**Exercise description**
Beginning at the line that contains "Convert this document image to plain text." and ending at the last line of the entries, write out each line exactly; include nothing outside that span.

**Information supplied**

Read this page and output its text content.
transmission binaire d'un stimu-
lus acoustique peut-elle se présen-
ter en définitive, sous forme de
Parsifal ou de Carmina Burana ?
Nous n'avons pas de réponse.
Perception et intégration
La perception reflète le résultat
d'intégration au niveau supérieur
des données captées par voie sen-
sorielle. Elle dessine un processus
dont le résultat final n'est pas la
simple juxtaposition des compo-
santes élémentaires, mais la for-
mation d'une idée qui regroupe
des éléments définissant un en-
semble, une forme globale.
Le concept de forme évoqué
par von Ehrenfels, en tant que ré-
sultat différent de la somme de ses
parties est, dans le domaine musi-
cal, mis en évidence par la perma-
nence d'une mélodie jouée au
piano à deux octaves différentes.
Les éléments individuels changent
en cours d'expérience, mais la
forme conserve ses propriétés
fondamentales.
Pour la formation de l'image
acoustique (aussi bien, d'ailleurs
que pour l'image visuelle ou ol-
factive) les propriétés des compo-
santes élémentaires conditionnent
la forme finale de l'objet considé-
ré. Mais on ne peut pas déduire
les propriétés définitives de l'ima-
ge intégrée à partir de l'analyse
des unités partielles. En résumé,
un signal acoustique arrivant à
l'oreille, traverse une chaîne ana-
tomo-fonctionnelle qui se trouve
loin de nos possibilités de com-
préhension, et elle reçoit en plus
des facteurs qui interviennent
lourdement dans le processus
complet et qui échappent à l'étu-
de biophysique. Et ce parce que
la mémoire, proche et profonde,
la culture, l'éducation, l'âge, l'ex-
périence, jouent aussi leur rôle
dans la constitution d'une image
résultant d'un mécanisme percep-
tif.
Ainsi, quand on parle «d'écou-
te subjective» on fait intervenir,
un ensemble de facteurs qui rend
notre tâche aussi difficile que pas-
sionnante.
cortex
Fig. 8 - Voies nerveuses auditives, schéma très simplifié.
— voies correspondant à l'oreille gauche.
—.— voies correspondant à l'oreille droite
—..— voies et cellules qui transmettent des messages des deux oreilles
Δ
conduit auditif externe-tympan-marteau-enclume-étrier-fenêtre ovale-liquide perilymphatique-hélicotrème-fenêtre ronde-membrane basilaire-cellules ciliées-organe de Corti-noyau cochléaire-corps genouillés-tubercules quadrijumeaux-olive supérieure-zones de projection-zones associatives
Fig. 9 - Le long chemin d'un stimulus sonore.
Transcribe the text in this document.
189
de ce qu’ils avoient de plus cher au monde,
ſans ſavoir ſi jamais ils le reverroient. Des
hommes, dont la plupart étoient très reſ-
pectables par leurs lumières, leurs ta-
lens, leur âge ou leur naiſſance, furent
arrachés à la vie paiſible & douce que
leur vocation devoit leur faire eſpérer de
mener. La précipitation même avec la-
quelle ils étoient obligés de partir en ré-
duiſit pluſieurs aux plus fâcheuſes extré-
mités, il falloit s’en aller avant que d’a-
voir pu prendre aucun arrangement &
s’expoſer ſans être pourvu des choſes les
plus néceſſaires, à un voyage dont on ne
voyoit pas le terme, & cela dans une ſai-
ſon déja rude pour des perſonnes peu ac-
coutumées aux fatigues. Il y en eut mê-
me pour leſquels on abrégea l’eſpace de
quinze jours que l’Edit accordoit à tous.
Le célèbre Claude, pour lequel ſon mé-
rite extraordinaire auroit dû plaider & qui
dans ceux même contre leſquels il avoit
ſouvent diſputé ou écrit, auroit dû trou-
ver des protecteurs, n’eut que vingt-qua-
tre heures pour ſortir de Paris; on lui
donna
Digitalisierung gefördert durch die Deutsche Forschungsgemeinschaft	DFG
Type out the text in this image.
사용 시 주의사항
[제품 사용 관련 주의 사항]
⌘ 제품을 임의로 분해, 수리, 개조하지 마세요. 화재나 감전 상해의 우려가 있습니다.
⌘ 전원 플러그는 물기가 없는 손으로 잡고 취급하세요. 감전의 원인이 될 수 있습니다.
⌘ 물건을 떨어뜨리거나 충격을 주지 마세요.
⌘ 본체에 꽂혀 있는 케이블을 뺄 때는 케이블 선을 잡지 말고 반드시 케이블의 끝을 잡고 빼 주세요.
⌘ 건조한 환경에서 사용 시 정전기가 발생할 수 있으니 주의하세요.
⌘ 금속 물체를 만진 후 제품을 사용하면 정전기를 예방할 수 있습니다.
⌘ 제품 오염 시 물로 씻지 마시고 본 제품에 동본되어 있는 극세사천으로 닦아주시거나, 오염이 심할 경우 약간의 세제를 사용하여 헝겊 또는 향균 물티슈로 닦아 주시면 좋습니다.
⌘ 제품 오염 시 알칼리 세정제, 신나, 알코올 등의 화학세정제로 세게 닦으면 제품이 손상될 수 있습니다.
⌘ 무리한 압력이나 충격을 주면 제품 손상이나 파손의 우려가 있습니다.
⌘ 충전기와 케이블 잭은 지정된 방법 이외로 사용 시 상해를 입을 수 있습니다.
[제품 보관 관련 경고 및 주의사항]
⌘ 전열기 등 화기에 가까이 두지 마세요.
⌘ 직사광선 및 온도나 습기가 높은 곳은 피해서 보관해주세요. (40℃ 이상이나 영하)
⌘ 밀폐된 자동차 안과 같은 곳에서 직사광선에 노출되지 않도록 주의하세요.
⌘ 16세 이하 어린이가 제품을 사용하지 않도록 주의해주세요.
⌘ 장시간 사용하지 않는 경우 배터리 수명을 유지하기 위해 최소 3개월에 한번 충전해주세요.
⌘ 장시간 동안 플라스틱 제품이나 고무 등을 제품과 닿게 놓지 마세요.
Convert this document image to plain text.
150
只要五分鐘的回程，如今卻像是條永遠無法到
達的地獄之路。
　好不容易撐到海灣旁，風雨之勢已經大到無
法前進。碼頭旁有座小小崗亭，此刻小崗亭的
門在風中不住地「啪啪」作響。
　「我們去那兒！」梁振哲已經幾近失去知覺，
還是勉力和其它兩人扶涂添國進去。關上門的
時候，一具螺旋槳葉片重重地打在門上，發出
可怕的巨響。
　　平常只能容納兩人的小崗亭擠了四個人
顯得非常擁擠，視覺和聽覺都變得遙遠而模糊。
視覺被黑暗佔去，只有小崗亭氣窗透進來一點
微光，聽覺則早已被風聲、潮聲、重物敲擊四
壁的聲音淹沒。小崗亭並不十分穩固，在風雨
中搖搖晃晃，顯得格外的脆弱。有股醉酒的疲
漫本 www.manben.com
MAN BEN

**Full response**
Convert this document image to plain text.
150
只要五分鐘的回程，如今卻像是條永遠無法到
達的地獄之路。
　好不容易撐到海灣旁，風雨之勢已經大到無
法前進。碼頭旁有座小小崗亭，此刻小崗亭的
門在風中不住地「啪啪」作響。
　「我們去那兒！」梁振哲已經幾近失去知覺，
還是勉力和其它兩人扶涂添國進去。關上門的
時候，一具螺旋槳葉片重重地打在門上，發出
可怕的巨響。
　　平常只能容納兩人的小崗亭擠了四個人
顯得非常擁擠，視覺和聽覺都變得遙遠而模糊。
視覺被黑暗佔去，只有小崗亭氣窗透進來一點
微光，聽覺則早已被風聲、潮聲、重物敲擊四
壁的聲音淹沒。小崗亭並不十分穩固，在風雨
中搖搖晃晃，顯得格外的脆弱。有股醉酒的疲
漫本 www.manben.com
MAN BEN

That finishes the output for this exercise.